## THE TASK
The goal is to restate all of the records below word for word.

## TASK INPUT
----

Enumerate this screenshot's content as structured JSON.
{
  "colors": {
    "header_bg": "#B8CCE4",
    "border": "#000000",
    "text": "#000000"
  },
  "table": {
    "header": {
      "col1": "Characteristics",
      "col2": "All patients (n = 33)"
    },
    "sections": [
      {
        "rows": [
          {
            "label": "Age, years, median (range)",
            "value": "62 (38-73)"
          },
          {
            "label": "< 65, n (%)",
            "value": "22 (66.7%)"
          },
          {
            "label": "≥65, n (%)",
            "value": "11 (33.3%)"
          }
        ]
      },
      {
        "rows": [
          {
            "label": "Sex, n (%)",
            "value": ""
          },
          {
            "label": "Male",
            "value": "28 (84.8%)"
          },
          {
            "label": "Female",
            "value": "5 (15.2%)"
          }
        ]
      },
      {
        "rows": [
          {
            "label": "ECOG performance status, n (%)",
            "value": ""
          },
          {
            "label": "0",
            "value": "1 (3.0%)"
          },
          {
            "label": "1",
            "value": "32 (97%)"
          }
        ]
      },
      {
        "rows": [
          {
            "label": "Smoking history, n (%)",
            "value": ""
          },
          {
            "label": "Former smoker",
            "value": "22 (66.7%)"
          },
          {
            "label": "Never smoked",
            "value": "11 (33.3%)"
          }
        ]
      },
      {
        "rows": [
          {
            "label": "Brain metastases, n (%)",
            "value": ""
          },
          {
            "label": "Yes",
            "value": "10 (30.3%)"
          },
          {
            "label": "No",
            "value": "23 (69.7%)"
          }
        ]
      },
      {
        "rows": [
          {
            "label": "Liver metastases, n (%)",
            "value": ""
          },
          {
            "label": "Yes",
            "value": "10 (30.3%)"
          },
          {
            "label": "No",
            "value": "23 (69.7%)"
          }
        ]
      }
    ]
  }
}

----

## OUTPUT OF THE EXERCISE
Enumerate this screenshot's content as structured JSON.
{
  "colors": {
    "header_bg": "#B8CCE4",
    "border": "#000000",
    "text": "#000000"
  },
  "table": {
    "header": {
      "col1": "Characteristics",
      "col2": "All patients (n = 33)"
    },
    "sections": [
      {
        "rows": [
          {
            "label": "Age, years, median (range)",
            "value": "62 (38-73)"
          },
          {
            "label": "< 65, n (%)",
            "value": "22 (66.7%)"
          },
          {
            "label": "≥65, n (%)",
            "value": "11 (33.3%)"
          }
        ]
      },
      {
        "rows": [
          {
            "label": "Sex, n (%)",
            "value": ""
          },
          {
            "label": "Male",
            "value": "28 (84.8%)"
          },
          {
            "label": "Female",
            "value": "5 (15.2%)"
          }
        ]
      },
      {
        "rows": [
          {
            "label": "ECOG performance status, n (%)",
            "value": ""
          },
          {
            "label": "0",
            "value": "1 (3.0%)"
          },
          {
            "label": "1",
            "value": "32 (97%)"
          }
        ]
      },
      {
        "rows": [
          {
            "label": "Smoking history, n (%)",
            "value": ""
          },
          {
            "label": "Former smoker",
            "value": "22 (66.7%)"
          },
          {
            "label": "Never smoked",
            "value": "11 (33.3%)"
          }
        ]
      },
      {
        "rows": [
          {
            "label": "Brain metastases, n (%)",
            "value": ""
          },
          {
            "label": "Yes",
            "value": "10 (30.3%)"
          },
          {
            "label": "No",
            "value": "23 (69.7%)"
          }
        ]
      },
      {
        "rows": [
          {
            "label": "Liver metastases, n (%)",
            "value": ""
          },
          {
            "label": "Yes",
            "value": "10 (30.3%)"
          },
          {
            "label": "No",
            "value": "23 (69.7%)"
          }
        ]
      }
    ]
  }
}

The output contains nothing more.